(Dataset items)
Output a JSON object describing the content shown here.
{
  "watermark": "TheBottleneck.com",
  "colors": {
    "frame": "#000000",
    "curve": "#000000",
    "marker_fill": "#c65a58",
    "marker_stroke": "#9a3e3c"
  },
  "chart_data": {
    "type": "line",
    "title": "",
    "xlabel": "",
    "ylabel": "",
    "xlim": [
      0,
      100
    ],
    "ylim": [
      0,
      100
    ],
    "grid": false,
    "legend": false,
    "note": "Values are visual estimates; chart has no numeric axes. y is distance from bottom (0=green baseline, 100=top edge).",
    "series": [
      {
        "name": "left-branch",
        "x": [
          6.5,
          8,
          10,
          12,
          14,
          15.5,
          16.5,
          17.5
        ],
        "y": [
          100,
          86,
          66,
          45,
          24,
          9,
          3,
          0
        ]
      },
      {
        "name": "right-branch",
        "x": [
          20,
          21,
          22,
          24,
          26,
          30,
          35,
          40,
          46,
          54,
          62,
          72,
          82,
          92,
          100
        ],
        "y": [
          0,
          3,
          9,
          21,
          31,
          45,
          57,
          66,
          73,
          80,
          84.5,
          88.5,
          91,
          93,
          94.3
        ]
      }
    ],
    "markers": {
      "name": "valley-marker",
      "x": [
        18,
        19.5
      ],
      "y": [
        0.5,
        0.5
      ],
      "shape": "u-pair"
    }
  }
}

==

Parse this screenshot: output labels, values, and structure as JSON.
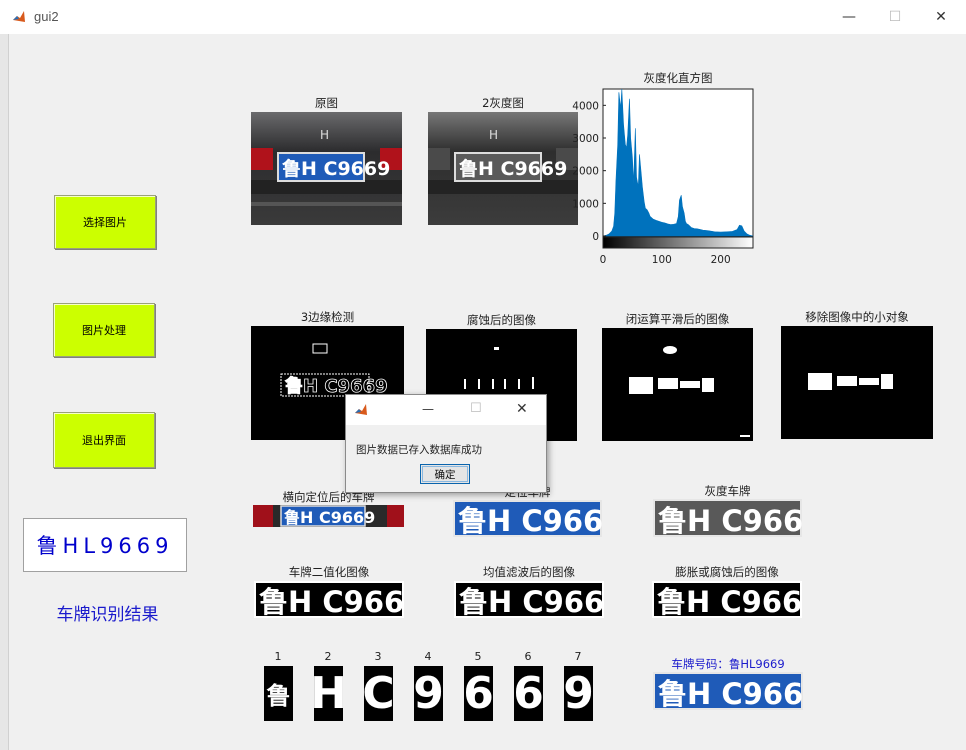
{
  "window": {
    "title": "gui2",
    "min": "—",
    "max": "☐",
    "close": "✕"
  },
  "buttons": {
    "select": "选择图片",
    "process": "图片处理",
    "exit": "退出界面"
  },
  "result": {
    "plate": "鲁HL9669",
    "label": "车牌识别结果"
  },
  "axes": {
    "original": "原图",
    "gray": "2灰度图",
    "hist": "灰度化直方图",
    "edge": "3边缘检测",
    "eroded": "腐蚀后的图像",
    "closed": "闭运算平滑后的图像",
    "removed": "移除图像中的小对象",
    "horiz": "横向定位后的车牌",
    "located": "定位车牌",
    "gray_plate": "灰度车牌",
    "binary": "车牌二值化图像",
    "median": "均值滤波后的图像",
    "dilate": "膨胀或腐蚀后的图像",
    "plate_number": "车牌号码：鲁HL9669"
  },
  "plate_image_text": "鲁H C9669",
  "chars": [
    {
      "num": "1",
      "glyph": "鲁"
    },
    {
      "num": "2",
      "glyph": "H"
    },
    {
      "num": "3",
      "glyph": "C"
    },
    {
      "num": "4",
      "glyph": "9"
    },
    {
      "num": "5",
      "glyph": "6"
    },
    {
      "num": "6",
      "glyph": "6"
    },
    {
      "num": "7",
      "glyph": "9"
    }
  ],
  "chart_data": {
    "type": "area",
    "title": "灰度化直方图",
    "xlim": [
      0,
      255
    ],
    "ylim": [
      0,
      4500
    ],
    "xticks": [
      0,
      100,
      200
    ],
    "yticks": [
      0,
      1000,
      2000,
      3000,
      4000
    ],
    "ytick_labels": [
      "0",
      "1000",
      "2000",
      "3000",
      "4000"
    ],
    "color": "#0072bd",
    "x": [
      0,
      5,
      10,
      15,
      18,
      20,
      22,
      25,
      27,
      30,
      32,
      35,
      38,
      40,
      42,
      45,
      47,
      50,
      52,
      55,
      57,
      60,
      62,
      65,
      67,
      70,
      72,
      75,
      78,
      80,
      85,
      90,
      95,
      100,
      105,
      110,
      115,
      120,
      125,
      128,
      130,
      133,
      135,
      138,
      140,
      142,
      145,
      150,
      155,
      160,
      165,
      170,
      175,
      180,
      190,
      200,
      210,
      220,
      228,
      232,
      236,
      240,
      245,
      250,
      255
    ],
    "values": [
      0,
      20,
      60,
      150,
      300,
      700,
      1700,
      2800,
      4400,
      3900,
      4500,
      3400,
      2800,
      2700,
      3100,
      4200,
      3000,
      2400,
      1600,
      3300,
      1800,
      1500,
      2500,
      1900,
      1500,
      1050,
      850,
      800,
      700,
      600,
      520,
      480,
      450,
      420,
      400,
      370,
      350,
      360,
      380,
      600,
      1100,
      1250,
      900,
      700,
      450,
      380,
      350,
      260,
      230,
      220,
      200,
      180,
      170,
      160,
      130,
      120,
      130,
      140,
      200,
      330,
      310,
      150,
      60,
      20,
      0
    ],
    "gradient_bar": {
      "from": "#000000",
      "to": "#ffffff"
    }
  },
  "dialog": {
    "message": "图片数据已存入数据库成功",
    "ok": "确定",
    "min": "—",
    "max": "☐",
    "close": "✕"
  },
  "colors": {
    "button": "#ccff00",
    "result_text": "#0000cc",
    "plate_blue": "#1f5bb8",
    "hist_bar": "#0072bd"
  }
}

_WORK TO COMPLETE_
Where a line holds the string "edge", copy that line.

_THE REPLY_
    "note": "Values are visual estimates; chart has no numeric axes. y is distance from bottom (0=green baseline, 100=top edge).",
    "edge": "3边缘检测",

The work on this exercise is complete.